Required work
Your task is to transcribe all the entries exactly, excluding pictures.

Supplied information
------------------------------------------------------------
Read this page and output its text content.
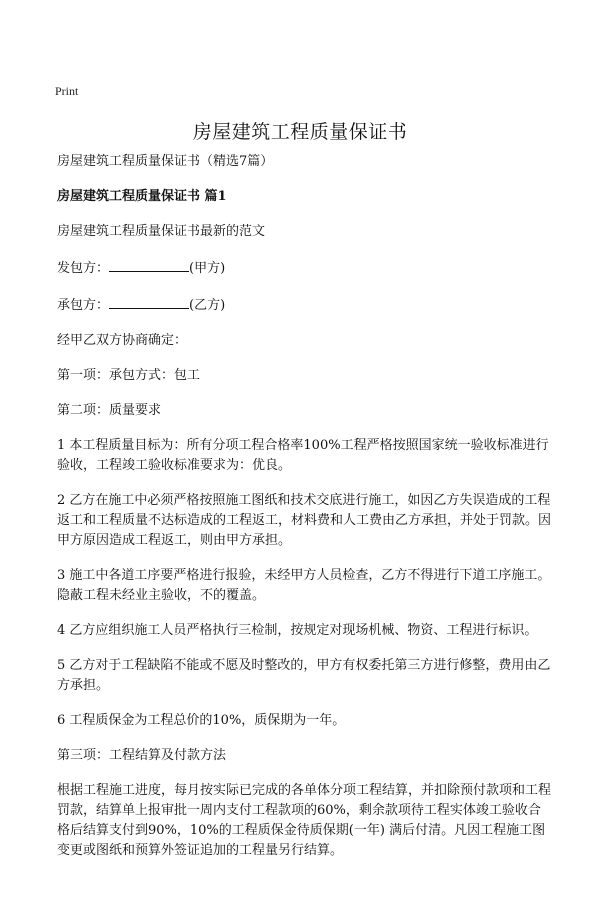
Print
房屋建筑工程质量保证书

房屋建筑工程质量保证书（精选7篇）

房屋建筑工程质量保证书 篇1

房屋建筑工程质量保证书最新的范文

发包方：	(甲方)

承包方：	(乙方)

经甲乙双方协商确定：

第一项：承包方式：包工

第二项：质量要求

1 本工程质量目标为：所有分项工程合格率100%工程严格按照国家统一验收标准进行验收，工程竣工验收标准要求为：优良。

2 乙方在施工中必须严格按照施工图纸和技术交底进行施工，如因乙方失误造成的工程返工和工程质量不达标造成的工程返工，材料费和人工费由乙方承担，并处于罚款。因甲方原因造成工程返工，则由甲方承担。

3 施工中各道工序要严格进行报验，未经甲方人员检查，乙方不得进行下道工序施工。隐蔽工程未经业主验收，不的覆盖。

4 乙方应组织施工人员严格执行三检制，按规定对现场机械、物资、工程进行标识。

5 乙方对于工程缺陷不能或不愿及时整改的，甲方有权委托第三方进行修整，费用由乙方承担。

6 工程质保金为工程总价的10%，质保期为一年。

第三项：工程结算及付款方法

根据工程施工进度，每月按实际已完成的各单体分项工程结算，并扣除预付款项和工程罚款，结算单上报审批一周内支付工程款项的60%，剩余款项待工程实体竣工验收合格后结算支付到90%，10%的工程质保金待质保期(一年) 满后付清。凡因工程施工图变更或图纸和预算外签证追加的工程量另行结算。
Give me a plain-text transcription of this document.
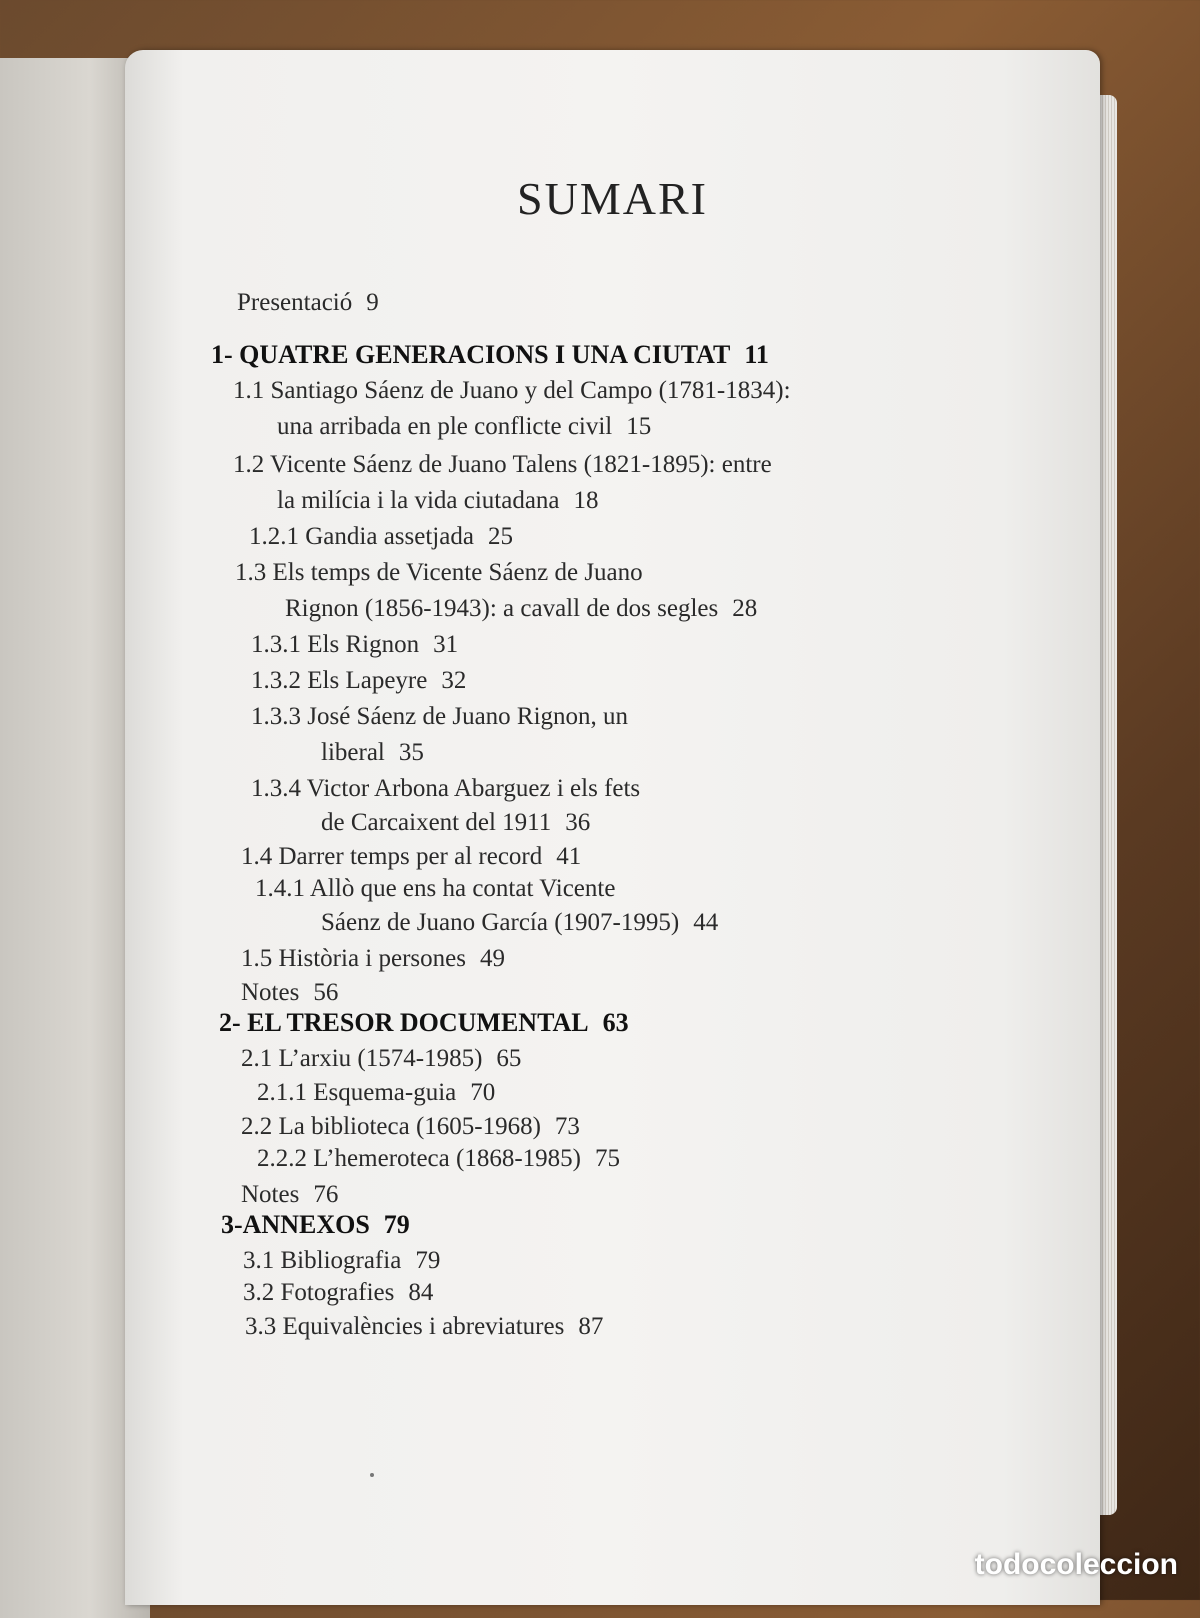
SUMARI
Presentació 9
1- QUATRE GENERACIONS I UNA CIUTAT 11
1.1 Santiago Sáenz de Juano y del Campo (1781-1834):
una arribada en ple conflicte civil 15
1.2 Vicente Sáenz de Juano Talens (1821-1895): entre
la milícia i la vida ciutadana 18
1.2.1 Gandia assetjada 25
1.3 Els temps de Vicente Sáenz de Juano
Rignon (1856-1943): a cavall de dos segles 28
1.3.1 Els Rignon 31
1.3.2 Els Lapeyre 32
1.3.3 José Sáenz de Juano Rignon, un
liberal 35
1.3.4 Victor Arbona Abarguez i els fets
de Carcaixent del 1911 36
1.4 Darrer temps per al record 41
1.4.1 Allò que ens ha contat Vicente
Sáenz de Juano García (1907-1995) 44
1.5 Història i persones 49
Notes 56
2- EL TRESOR DOCUMENTAL 63
2.1 L’arxiu (1574-1985) 65
2.1.1 Esquema-guia 70
2.2 La biblioteca (1605-1968) 73
2.2.2 L’hemeroteca (1868-1985) 75
Notes 76
3-ANNEXOS 79
3.1 Bibliografia 79
3.2 Fotografies 84
3.3 Equivalències i abreviatures 87
todocoleccion
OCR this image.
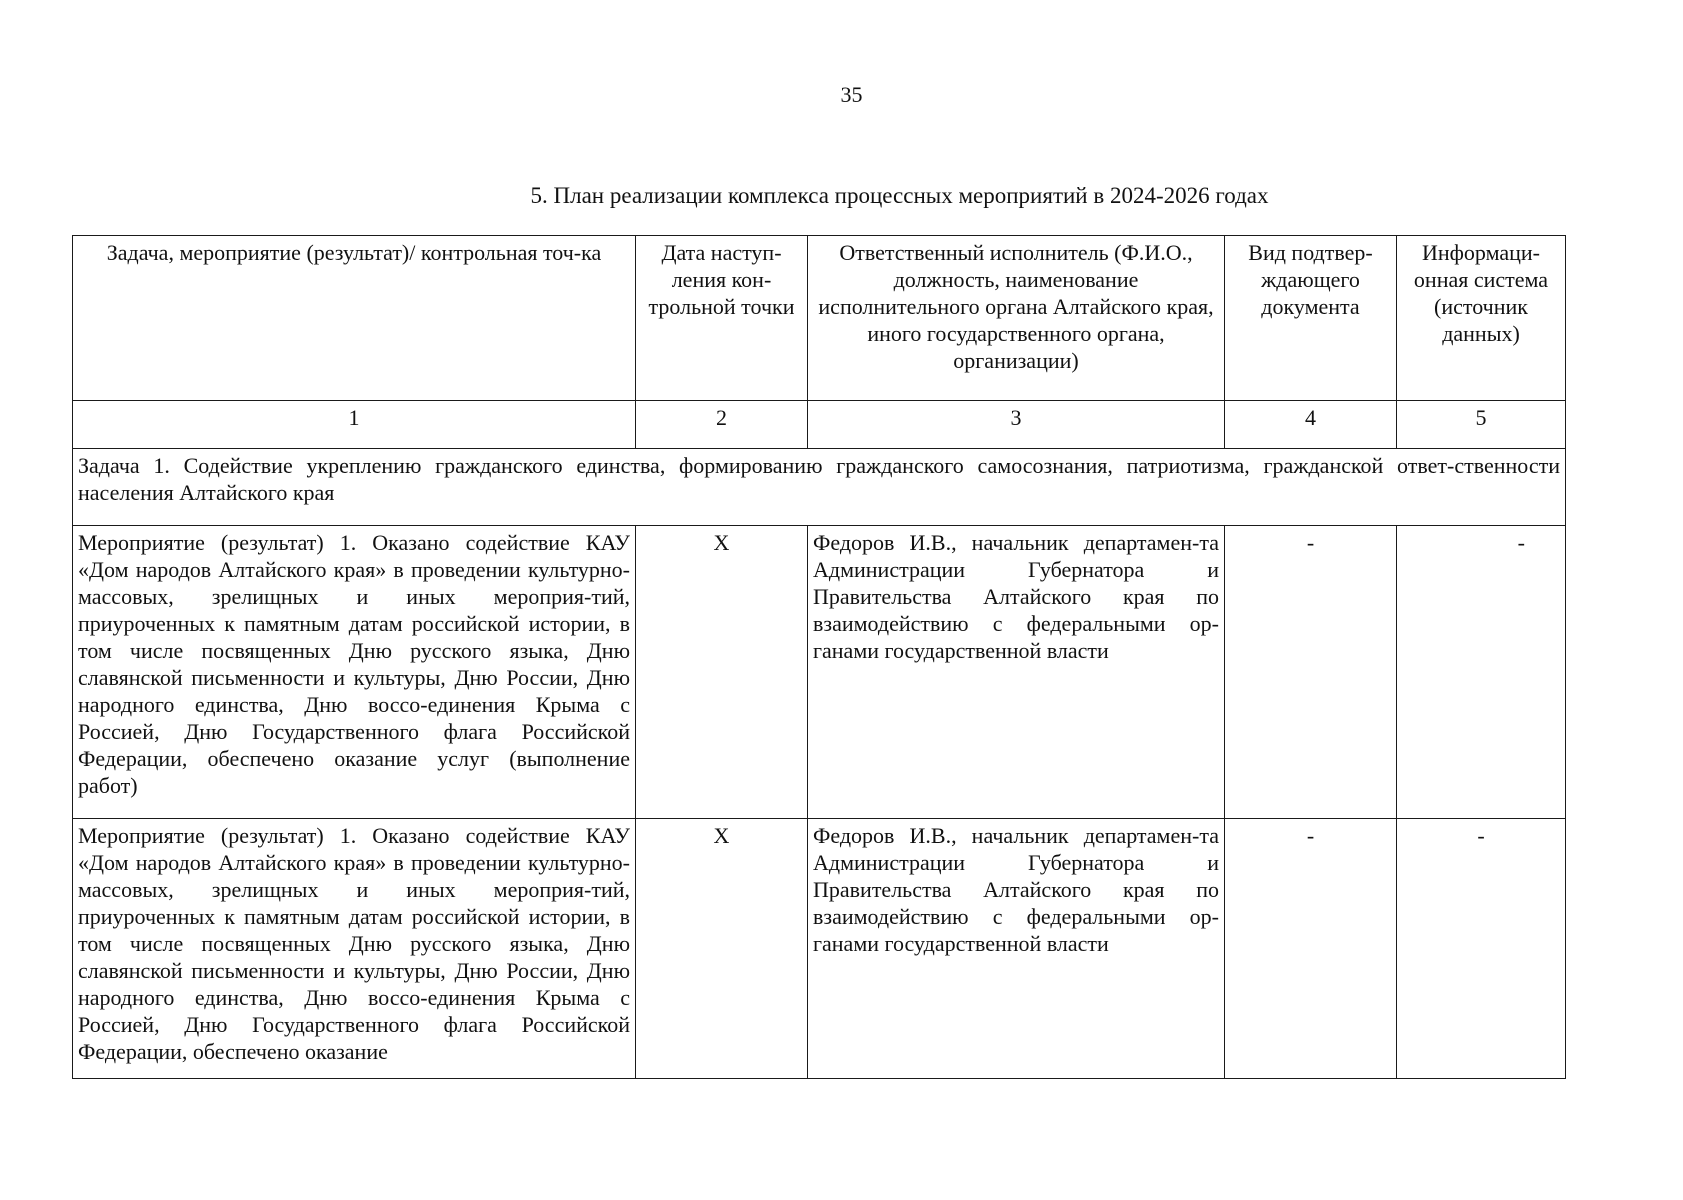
35
5. План реализации комплекса процессных мероприятий в 2024-2026 годах
Задача, мероприятие (результат)/ контрольная точ-ка	Дата наступ-ления кон-трольной точки	Ответственный исполнитель (Ф.И.О., должность, наименование исполнительного органа Алтайского края, иного государственного органа, организации)	Вид подтвер-ждающего документа	Информаци-онная система (источник данных)
1	2	3	4	5
Задача 1. Содействие укреплению гражданского единства, формированию гражданского самосознания, патриотизма, гражданской ответ-ственности населения Алтайского края				
Мероприятие (результат) 1. Оказано содействие КАУ «Дом народов Алтайского края» в проведении культурно-массовых, зрелищных и иных мероприя-тий, приуроченных к памятным датам российской истории, в том числе посвященных Дню русского языка, Дню славянской письменности и культуры, Дню России, Дню народного единства, Дню воссо-единения Крыма с Россией, Дню Государственного флага Российской Федерации, обеспечено оказание услуг (выполнение работ)	X	Федоров И.В., начальник департамен-та Администрации Губернатора и Правительства Алтайского края по взаимодействию с федеральными ор-ганами государственной власти	-	-
Мероприятие (результат) 1. Оказано содействие КАУ «Дом народов Алтайского края» в проведении культурно-массовых, зрелищных и иных мероприя-тий, приуроченных к памятным датам российской истории, в том числе посвященных Дню русского языка, Дню славянской письменности и культуры, Дню России, Дню народного единства, Дню воссо-единения Крыма с Россией, Дню Государственного флага Российской Федерации, обеспечено оказание	X	Федоров И.В., начальник департамен-та Администрации Губернатора и Правительства Алтайского края по взаимодействию с федеральными ор-ганами государственной власти	-	-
------------------------------------------------------------
Solution to this task
Read this page and output its text content.
Print
房屋建筑工程质量保证书

房屋建筑工程质量保证书（精选7篇）

房屋建筑工程质量保证书 篇1

房屋建筑工程质量保证书最新的范文

发包方：	(甲方)

承包方：	(乙方)

经甲乙双方协商确定：

第一项：承包方式：包工

第二项：质量要求

1 本工程质量目标为：所有分项工程合格率100%工程严格按照国家统一验收标准进行验收，工程竣工验收标准要求为：优良。

2 乙方在施工中必须严格按照施工图纸和技术交底进行施工，如因乙方失误造成的工程返工和工程质量不达标造成的工程返工，材料费和人工费由乙方承担，并处于罚款。因甲方原因造成工程返工，则由甲方承担。

3 施工中各道工序要严格进行报验，未经甲方人员检查，乙方不得进行下道工序施工。隐蔽工程未经业主验收，不的覆盖。

4 乙方应组织施工人员严格执行三检制，按规定对现场机械、物资、工程进行标识。

5 乙方对于工程缺陷不能或不愿及时整改的，甲方有权委托第三方进行修整，费用由乙方承担。

6 工程质保金为工程总价的10%，质保期为一年。

第三项：工程结算及付款方法

根据工程施工进度，每月按实际已完成的各单体分项工程结算，并扣除预付款项和工程罚款，结算单上报审批一周内支付工程款项的60%，剩余款项待工程实体竣工验收合格后结算支付到90%，10%的工程质保金待质保期(一年) 满后付清。凡因工程施工图变更或图纸和预算外签证追加的工程量另行结算。
Give me a plain-text transcription of this document.
SUMARI
Presentació 9
1- QUATRE GENERACIONS I UNA CIUTAT 11
1.1 Santiago Sáenz de Juano y del Campo (1781-1834):
una arribada en ple conflicte civil 15
1.2 Vicente Sáenz de Juano Talens (1821-1895): entre
la milícia i la vida ciutadana 18
1.2.1 Gandia assetjada 25
1.3 Els temps de Vicente Sáenz de Juano
Rignon (1856-1943): a cavall de dos segles 28
1.3.1 Els Rignon 31
1.3.2 Els Lapeyre 32
1.3.3 José Sáenz de Juano Rignon, un
liberal 35
1.3.4 Victor Arbona Abarguez i els fets
de Carcaixent del 1911 36
1.4 Darrer temps per al record 41
1.4.1 Allò que ens ha contat Vicente
Sáenz de Juano García (1907-1995) 44
1.5 Història i persones 49
Notes 56
2- EL TRESOR DOCUMENTAL 63
2.1 L’arxiu (1574-1985) 65
2.1.1 Esquema-guia 70
2.2 La biblioteca (1605-1968) 73
2.2.2 L’hemeroteca (1868-1985) 75
Notes 76
3-ANNEXOS 79
3.1 Bibliografia 79
3.2 Fotografies 84
3.3 Equivalències i abreviatures 87
todocoleccion
OCR this image.
35
5. План реализации комплекса процессных мероприятий в 2024-2026 годах
Задача, мероприятие (результат)/ контрольная точ-ка	Дата наступ-ления кон-трольной точки	Ответственный исполнитель (Ф.И.О., должность, наименование исполнительного органа Алтайского края, иного государственного органа, организации)	Вид подтвер-ждающего документа	Информаци-онная система (источник данных)
1	2	3	4	5
Задача 1. Содействие укреплению гражданского единства, формированию гражданского самосознания, патриотизма, гражданской ответ-ственности населения Алтайского края				
Мероприятие (результат) 1. Оказано содействие КАУ «Дом народов Алтайского края» в проведении культурно-массовых, зрелищных и иных мероприя-тий, приуроченных к памятным датам российской истории, в том числе посвященных Дню русского языка, Дню славянской письменности и культуры, Дню России, Дню народного единства, Дню воссо-единения Крыма с Россией, Дню Государственного флага Российской Федерации, обеспечено оказание услуг (выполнение работ)	X	Федоров И.В., начальник департамен-та Администрации Губернатора и Правительства Алтайского края по взаимодействию с федеральными ор-ганами государственной власти	-	-
Мероприятие (результат) 1. Оказано содействие КАУ «Дом народов Алтайского края» в проведении культурно-массовых, зрелищных и иных мероприя-тий, приуроченных к памятным датам российской истории, в том числе посвященных Дню русского языка, Дню славянской письменности и культуры, Дню России, Дню народного единства, Дню воссо-единения Крыма с Россией, Дню Государственного флага Российской Федерации, обеспечено оказание	X	Федоров И.В., начальник департамен-та Администрации Губернатора и Правительства Алтайского края по взаимодействию с федеральными ор-ганами государственной власти	-	-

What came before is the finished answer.